Begin SUPPLIED DATA

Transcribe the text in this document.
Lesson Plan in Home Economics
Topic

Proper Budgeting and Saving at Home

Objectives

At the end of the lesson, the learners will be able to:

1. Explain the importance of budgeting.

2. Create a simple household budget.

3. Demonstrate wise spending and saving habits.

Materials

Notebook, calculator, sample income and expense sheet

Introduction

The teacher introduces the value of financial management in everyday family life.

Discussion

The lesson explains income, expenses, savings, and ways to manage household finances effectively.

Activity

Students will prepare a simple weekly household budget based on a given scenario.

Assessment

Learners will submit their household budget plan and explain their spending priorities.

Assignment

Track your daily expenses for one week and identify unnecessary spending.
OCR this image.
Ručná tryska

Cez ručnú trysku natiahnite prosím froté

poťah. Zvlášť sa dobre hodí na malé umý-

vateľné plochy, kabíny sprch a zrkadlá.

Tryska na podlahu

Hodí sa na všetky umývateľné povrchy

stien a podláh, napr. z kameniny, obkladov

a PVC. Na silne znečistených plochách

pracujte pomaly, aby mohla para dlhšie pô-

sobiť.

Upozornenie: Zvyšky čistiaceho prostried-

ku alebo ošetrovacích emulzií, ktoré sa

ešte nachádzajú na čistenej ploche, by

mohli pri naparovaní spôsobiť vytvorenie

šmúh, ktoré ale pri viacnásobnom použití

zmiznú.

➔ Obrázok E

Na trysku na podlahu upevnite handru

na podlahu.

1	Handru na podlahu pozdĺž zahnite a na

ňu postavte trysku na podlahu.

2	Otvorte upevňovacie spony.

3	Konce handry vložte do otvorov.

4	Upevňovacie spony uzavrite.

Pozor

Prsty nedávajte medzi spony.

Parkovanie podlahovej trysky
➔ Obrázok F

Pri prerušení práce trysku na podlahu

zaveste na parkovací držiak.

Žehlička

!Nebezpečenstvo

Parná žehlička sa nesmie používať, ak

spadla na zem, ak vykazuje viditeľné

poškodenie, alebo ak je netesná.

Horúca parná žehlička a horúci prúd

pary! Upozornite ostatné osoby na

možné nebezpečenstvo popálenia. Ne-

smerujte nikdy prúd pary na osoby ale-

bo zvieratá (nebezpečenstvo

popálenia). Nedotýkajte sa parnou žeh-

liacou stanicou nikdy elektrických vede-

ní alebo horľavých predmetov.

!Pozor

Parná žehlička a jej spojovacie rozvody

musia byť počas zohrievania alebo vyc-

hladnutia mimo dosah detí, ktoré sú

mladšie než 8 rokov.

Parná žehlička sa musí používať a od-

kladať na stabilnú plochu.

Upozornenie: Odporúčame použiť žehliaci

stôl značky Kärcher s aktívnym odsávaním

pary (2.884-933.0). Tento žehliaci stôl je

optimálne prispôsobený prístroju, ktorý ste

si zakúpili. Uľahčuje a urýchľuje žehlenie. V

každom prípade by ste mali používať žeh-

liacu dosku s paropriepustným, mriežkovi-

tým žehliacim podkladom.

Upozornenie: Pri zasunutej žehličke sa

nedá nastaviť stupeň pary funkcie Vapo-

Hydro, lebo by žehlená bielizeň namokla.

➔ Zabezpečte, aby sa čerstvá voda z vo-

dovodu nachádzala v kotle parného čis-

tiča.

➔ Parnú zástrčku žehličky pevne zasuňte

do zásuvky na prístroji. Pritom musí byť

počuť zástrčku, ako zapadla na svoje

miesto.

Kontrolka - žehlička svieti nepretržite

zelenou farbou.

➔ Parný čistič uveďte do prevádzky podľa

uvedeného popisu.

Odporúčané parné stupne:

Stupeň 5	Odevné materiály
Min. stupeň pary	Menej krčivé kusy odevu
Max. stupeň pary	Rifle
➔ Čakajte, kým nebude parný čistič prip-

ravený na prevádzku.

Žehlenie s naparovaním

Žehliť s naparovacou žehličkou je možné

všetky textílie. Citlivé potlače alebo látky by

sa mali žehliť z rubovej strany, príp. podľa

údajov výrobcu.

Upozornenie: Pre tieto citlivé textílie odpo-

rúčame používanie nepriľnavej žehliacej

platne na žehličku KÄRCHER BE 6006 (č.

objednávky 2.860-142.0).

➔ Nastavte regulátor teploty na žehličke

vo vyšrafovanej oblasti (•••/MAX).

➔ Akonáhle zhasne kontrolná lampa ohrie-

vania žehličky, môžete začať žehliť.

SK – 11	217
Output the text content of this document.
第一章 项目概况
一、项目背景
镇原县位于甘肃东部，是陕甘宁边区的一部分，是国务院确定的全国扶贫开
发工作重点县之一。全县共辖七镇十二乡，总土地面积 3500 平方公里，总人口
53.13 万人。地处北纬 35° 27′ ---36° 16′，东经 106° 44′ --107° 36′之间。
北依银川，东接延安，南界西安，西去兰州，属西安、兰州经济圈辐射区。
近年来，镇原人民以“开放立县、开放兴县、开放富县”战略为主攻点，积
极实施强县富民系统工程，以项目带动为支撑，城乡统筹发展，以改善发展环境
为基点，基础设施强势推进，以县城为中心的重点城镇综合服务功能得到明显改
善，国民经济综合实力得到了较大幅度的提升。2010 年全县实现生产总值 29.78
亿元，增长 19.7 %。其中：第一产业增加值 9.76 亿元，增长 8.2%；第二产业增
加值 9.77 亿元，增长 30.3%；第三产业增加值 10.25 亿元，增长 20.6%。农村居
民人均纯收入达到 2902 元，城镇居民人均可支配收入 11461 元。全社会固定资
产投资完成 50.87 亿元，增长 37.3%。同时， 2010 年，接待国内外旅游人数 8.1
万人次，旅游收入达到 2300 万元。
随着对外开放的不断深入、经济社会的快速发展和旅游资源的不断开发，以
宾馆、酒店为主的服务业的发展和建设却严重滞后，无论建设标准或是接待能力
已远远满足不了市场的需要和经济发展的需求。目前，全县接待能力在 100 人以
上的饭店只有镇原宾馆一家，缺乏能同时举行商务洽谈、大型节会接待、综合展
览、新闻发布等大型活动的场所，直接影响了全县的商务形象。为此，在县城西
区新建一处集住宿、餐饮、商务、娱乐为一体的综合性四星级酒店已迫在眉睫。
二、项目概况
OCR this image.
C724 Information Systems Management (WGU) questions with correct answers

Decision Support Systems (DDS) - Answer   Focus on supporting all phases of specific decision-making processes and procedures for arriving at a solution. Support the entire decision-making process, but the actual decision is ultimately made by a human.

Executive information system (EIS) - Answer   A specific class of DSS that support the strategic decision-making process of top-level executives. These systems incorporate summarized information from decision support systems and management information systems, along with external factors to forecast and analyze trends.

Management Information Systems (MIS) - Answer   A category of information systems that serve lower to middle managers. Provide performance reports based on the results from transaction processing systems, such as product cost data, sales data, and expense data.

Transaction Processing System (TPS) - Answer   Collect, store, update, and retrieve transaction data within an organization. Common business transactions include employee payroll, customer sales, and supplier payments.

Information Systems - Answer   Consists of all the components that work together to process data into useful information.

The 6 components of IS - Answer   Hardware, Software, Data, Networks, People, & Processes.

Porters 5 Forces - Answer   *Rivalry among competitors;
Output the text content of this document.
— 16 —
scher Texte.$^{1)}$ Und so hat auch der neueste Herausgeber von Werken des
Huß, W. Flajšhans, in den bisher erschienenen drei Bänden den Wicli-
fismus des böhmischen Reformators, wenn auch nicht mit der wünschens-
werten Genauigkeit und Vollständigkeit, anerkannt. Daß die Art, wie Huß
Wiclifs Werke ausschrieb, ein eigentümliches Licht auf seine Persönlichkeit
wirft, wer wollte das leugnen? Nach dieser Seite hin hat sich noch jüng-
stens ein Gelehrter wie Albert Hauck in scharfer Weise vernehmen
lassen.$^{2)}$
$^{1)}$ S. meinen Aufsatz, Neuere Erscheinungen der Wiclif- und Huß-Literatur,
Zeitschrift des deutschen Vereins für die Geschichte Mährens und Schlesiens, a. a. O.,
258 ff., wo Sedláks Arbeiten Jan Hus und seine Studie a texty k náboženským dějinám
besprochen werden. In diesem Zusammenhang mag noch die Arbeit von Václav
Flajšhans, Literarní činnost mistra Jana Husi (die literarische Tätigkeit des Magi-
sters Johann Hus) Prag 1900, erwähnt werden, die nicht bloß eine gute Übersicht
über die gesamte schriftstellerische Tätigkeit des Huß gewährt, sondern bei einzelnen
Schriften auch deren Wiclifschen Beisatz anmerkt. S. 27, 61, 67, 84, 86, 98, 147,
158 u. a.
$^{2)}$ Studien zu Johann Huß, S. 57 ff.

End SUPPLIED DATA

▸ SET EXERCISE
Using the listing above, show every line that includes the string "expenses".

▸ ANSWER BELOW
The lesson explains income, expenses, savings, and ways to manage household finances effectively.
Track your daily expenses for one week and identify unnecessary spending.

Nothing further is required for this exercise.